- The problem
Copy nothing but the text: reproduce each line of the listing exactly and leave the pictures out.

Excerpts from a figure dataset
>>>>>
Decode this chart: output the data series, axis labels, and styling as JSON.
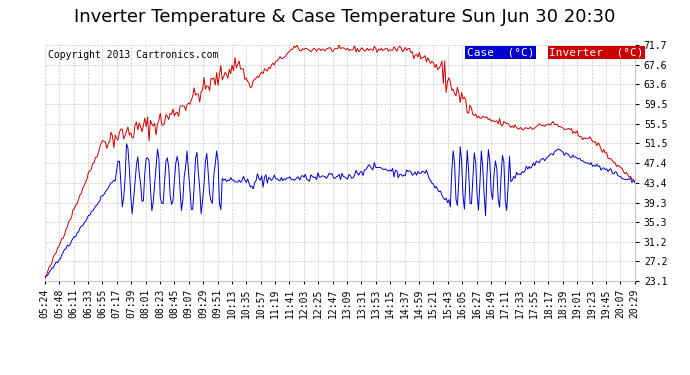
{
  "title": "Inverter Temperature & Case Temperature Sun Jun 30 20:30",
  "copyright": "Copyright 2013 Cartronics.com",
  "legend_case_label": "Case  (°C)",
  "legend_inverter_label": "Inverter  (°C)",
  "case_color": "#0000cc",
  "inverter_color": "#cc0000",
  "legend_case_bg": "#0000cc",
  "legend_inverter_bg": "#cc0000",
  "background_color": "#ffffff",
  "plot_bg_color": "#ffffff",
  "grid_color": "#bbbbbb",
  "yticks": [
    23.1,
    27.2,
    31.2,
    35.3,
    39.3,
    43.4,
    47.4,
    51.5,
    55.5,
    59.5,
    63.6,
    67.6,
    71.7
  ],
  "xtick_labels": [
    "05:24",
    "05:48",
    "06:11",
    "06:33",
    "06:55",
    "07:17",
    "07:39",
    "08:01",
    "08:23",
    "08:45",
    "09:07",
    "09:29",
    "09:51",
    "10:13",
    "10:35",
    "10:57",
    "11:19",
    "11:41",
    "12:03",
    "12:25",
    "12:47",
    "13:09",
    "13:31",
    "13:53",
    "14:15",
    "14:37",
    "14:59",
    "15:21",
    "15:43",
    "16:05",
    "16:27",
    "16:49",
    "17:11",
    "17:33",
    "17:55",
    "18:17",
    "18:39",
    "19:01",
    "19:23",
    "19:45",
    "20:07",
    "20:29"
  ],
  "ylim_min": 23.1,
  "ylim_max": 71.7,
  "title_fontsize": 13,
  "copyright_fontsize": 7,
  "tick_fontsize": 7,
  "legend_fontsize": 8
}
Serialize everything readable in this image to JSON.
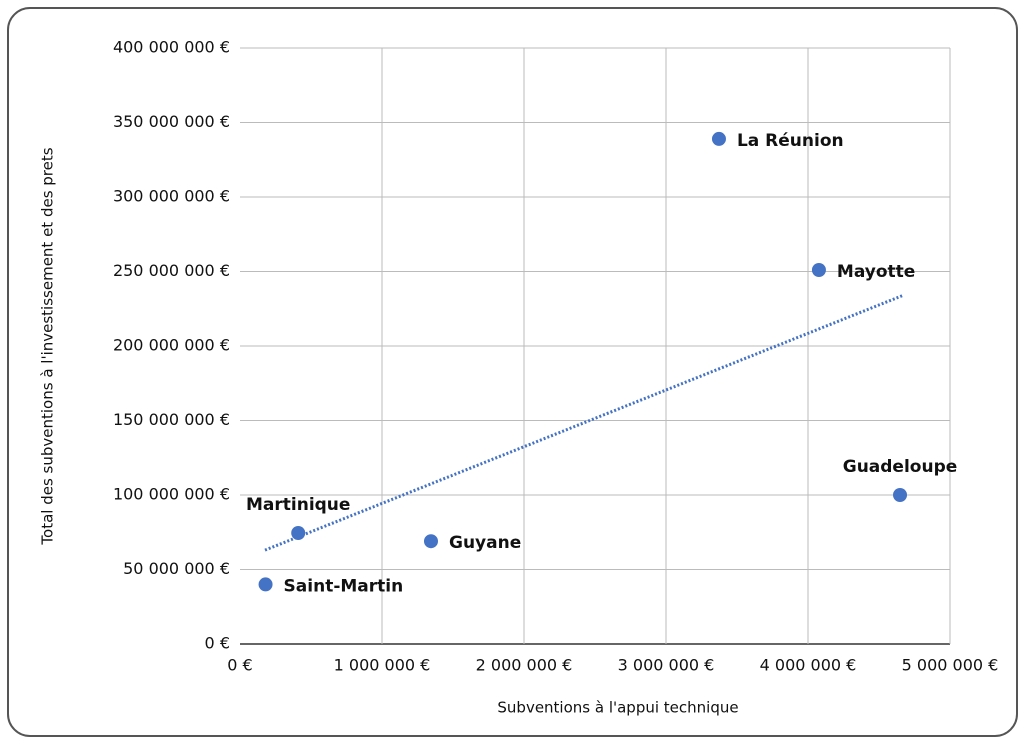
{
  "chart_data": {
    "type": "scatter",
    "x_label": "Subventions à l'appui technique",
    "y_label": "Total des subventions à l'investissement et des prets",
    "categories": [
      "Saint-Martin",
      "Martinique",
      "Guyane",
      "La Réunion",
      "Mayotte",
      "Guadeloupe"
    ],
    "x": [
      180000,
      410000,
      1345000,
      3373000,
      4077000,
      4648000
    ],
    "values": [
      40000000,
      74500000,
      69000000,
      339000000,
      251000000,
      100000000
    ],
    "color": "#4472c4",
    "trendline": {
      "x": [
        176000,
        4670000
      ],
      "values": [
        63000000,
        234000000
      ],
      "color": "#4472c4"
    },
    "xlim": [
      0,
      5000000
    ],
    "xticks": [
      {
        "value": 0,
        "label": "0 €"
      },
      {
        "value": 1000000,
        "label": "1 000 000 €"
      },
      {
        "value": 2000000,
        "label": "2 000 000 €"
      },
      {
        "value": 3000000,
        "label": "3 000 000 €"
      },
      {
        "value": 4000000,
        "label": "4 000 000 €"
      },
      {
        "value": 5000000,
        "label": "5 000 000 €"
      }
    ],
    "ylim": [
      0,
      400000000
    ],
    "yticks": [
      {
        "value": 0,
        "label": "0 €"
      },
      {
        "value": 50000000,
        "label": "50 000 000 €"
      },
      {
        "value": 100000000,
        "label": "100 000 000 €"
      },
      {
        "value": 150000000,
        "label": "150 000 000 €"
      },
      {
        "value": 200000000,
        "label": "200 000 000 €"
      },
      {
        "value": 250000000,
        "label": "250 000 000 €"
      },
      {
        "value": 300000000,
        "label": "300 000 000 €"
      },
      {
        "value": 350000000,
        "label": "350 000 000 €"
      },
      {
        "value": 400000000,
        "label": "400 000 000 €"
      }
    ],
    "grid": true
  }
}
<<<<<
- Written answer
Decode this chart: output the data series, axis labels, and styling as JSON.
{
  "title": "Inverter Temperature & Case Temperature Sun Jun 30 20:30",
  "copyright": "Copyright 2013 Cartronics.com",
  "legend_case_label": "Case  (°C)",
  "legend_inverter_label": "Inverter  (°C)",
  "case_color": "#0000cc",
  "inverter_color": "#cc0000",
  "legend_case_bg": "#0000cc",
  "legend_inverter_bg": "#cc0000",
  "background_color": "#ffffff",
  "plot_bg_color": "#ffffff",
  "grid_color": "#bbbbbb",
  "yticks": [
    23.1,
    27.2,
    31.2,
    35.3,
    39.3,
    43.4,
    47.4,
    51.5,
    55.5,
    59.5,
    63.6,
    67.6,
    71.7
  ],
  "xtick_labels": [
    "05:24",
    "05:48",
    "06:11",
    "06:33",
    "06:55",
    "07:17",
    "07:39",
    "08:01",
    "08:23",
    "08:45",
    "09:07",
    "09:29",
    "09:51",
    "10:13",
    "10:35",
    "10:57",
    "11:19",
    "11:41",
    "12:03",
    "12:25",
    "12:47",
    "13:09",
    "13:31",
    "13:53",
    "14:15",
    "14:37",
    "14:59",
    "15:21",
    "15:43",
    "16:05",
    "16:27",
    "16:49",
    "17:11",
    "17:33",
    "17:55",
    "18:17",
    "18:39",
    "19:01",
    "19:23",
    "19:45",
    "20:07",
    "20:29"
  ],
  "ylim_min": 23.1,
  "ylim_max": 71.7,
  "title_fontsize": 13,
  "copyright_fontsize": 7,
  "tick_fontsize": 7,
  "legend_fontsize": 8
}
Serialize everything readable in this image to JSON.
{
  "chart_data": {
    "type": "scatter",
    "x_label": "Subventions à l'appui technique",
    "y_label": "Total des subventions à l'investissement et des prets",
    "categories": [
      "Saint-Martin",
      "Martinique",
      "Guyane",
      "La Réunion",
      "Mayotte",
      "Guadeloupe"
    ],
    "x": [
      180000,
      410000,
      1345000,
      3373000,
      4077000,
      4648000
    ],
    "values": [
      40000000,
      74500000,
      69000000,
      339000000,
      251000000,
      100000000
    ],
    "color": "#4472c4",
    "trendline": {
      "x": [
        176000,
        4670000
      ],
      "values": [
        63000000,
        234000000
      ],
      "color": "#4472c4"
    },
    "xlim": [
      0,
      5000000
    ],
    "xticks": [
      {
        "value": 0,
        "label": "0 €"
      },
      {
        "value": 1000000,
        "label": "1 000 000 €"
      },
      {
        "value": 2000000,
        "label": "2 000 000 €"
      },
      {
        "value": 3000000,
        "label": "3 000 000 €"
      },
      {
        "value": 4000000,
        "label": "4 000 000 €"
      },
      {
        "value": 5000000,
        "label": "5 000 000 €"
      }
    ],
    "ylim": [
      0,
      400000000
    ],
    "yticks": [
      {
        "value": 0,
        "label": "0 €"
      },
      {
        "value": 50000000,
        "label": "50 000 000 €"
      },
      {
        "value": 100000000,
        "label": "100 000 000 €"
      },
      {
        "value": 150000000,
        "label": "150 000 000 €"
      },
      {
        "value": 200000000,
        "label": "200 000 000 €"
      },
      {
        "value": 250000000,
        "label": "250 000 000 €"
      },
      {
        "value": 300000000,
        "label": "300 000 000 €"
      },
      {
        "value": 350000000,
        "label": "350 000 000 €"
      },
      {
        "value": 400000000,
        "label": "400 000 000 €"
      }
    ],
    "grid": true
  }
}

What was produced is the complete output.